JOB
Copy every line in which the string "object" occurs.

[Data records]
= = = = =

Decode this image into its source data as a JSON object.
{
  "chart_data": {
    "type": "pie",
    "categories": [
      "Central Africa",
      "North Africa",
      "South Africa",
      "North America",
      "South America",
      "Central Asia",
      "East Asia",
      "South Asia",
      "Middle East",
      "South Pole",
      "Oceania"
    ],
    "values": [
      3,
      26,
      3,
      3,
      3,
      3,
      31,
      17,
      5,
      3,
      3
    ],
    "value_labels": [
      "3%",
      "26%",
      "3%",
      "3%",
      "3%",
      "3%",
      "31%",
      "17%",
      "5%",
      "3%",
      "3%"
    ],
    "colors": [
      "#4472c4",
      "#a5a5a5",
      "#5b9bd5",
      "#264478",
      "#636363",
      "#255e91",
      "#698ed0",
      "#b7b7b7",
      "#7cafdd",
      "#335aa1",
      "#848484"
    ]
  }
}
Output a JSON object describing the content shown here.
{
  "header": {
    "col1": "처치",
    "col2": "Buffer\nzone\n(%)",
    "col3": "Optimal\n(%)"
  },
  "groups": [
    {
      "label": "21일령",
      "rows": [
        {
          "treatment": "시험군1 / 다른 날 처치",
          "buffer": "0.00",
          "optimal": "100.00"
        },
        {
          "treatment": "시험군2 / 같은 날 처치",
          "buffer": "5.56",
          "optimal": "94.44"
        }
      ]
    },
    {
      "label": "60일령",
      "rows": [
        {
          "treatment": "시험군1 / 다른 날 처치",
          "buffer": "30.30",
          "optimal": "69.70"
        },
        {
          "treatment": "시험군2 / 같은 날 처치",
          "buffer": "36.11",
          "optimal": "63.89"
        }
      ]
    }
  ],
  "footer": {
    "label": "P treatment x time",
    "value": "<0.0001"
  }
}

= = = = =

THE ANSWER
Decode this image into its source data as a JSON object.
Output a JSON object describing the content shown here.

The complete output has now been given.